■ Direction: Using the data below, tally the lines that include the string "name". Only the number is wanted.

■ Extracted data:
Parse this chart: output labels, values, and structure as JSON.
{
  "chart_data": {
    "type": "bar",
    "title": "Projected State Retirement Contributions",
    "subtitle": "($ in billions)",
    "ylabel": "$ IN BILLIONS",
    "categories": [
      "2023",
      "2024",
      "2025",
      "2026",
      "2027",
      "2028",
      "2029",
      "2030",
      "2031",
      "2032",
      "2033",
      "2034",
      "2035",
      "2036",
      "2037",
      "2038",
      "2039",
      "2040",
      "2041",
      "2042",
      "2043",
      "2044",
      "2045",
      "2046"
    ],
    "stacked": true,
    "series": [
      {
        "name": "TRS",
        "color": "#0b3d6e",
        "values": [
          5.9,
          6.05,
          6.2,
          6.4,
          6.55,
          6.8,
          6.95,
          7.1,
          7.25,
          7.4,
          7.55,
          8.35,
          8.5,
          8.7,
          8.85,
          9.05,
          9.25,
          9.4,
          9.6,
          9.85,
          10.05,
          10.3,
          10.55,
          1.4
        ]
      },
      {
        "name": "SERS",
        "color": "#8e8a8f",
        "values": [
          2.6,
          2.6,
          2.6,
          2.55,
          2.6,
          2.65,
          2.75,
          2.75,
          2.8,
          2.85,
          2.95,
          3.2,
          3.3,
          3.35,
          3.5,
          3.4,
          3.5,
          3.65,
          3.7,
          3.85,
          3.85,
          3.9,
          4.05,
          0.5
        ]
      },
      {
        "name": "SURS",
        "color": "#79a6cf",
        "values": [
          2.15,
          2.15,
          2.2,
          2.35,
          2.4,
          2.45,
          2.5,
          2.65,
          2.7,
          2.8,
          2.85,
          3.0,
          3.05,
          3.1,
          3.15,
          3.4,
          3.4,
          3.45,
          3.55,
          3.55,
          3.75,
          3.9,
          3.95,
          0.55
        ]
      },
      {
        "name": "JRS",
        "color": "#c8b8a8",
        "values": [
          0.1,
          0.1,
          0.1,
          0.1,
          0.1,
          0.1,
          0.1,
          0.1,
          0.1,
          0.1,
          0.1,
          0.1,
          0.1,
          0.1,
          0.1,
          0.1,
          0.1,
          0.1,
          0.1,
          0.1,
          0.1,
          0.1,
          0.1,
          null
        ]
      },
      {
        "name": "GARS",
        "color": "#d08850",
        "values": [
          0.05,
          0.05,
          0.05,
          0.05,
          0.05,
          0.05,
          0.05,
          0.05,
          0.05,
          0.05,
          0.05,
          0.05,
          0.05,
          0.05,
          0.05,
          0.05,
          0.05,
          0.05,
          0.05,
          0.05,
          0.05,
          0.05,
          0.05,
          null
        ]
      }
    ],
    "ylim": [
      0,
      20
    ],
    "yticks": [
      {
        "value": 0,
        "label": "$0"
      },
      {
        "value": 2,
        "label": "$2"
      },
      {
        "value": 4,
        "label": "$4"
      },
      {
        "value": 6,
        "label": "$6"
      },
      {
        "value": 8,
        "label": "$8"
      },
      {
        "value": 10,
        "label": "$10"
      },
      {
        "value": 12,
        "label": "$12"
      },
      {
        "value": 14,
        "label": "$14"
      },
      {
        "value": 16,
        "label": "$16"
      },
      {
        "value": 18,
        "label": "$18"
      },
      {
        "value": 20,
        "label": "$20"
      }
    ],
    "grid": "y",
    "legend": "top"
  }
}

■ Response to the task: 5